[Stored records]

★ ★ ★ ★

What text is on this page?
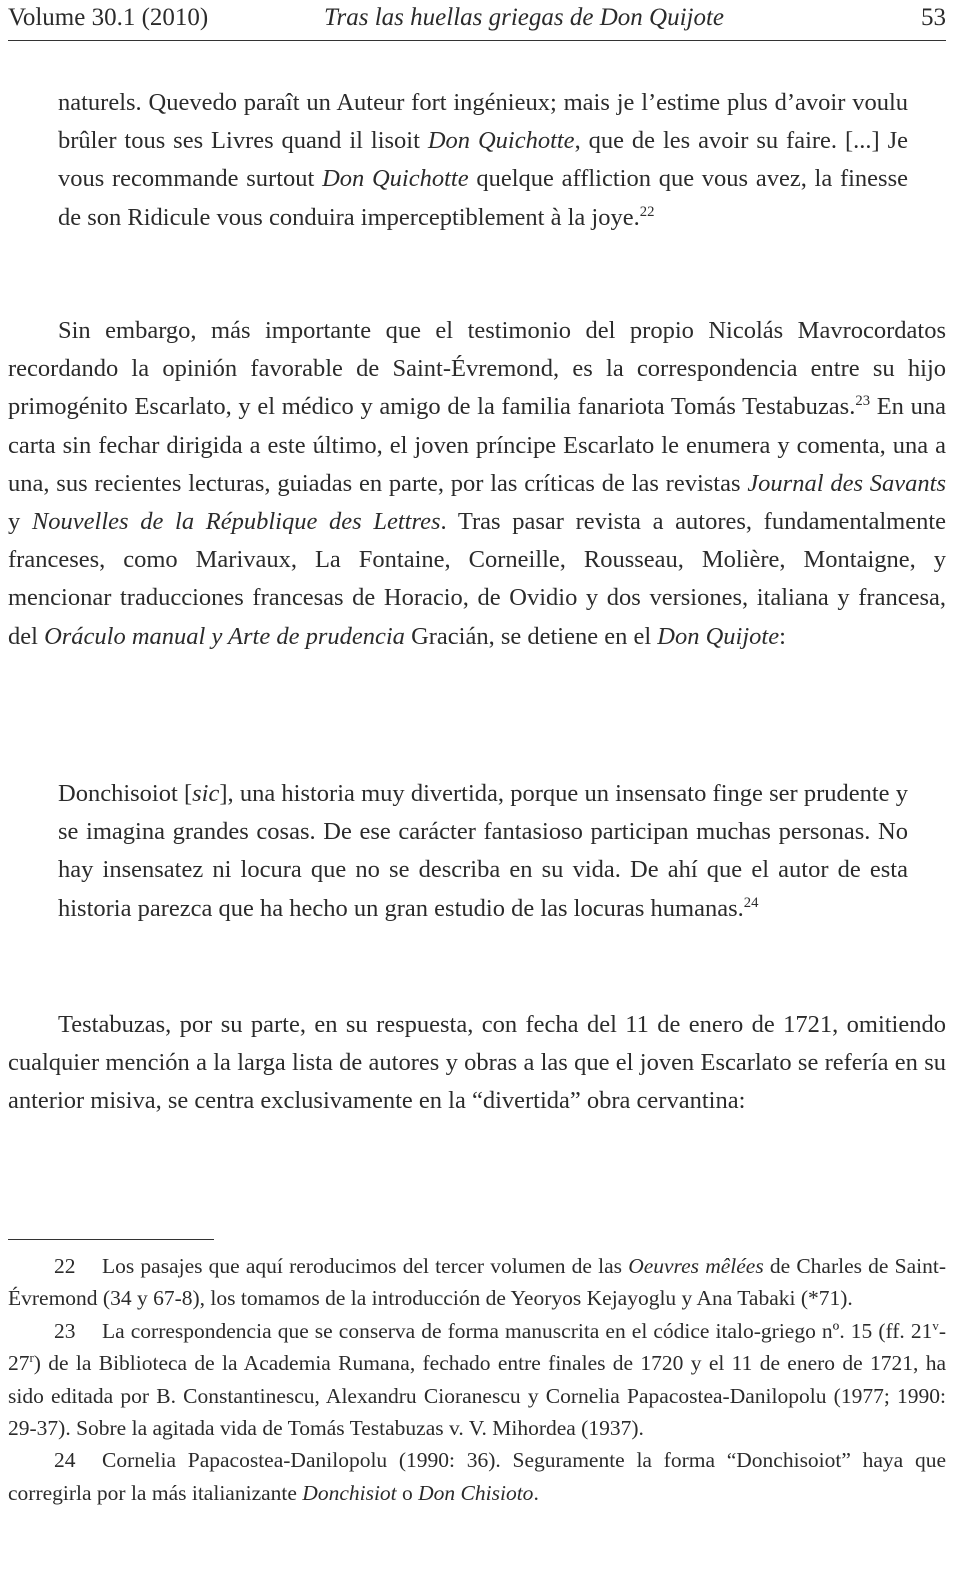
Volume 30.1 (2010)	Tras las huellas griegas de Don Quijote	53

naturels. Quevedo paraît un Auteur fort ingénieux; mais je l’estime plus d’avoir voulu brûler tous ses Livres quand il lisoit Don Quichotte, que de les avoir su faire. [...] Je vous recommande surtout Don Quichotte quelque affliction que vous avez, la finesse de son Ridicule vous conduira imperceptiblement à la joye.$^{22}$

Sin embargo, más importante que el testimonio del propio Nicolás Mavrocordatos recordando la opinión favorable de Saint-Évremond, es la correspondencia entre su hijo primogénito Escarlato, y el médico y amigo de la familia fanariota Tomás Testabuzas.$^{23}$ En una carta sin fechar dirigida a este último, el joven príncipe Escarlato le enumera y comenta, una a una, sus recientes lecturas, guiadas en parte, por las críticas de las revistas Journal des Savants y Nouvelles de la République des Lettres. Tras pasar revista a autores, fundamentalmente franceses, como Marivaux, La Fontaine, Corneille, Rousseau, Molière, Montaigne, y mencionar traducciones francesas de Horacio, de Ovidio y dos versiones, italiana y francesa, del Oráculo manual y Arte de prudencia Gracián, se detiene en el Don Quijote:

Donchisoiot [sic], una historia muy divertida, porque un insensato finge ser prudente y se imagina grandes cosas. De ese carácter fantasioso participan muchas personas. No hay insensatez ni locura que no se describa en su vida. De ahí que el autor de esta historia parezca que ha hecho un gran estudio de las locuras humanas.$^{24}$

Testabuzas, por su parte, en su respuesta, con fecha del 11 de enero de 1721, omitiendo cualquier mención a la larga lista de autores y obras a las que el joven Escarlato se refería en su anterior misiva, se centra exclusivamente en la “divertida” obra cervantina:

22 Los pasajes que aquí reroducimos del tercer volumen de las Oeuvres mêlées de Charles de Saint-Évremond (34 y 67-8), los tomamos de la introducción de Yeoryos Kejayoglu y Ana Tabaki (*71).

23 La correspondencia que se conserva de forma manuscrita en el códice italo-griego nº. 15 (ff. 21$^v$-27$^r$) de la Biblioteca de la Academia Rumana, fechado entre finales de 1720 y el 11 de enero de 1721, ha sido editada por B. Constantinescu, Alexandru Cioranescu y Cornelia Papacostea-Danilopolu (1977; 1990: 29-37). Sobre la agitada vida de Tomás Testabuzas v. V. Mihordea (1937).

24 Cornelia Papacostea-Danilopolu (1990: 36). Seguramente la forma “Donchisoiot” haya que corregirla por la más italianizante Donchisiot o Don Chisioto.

★ ★ ★ ★

• **EXERCISE DESCRIPTION**
Respond with the number of lines containing "Cornelia" and no additional words.

• **WORKED ANSWER**
2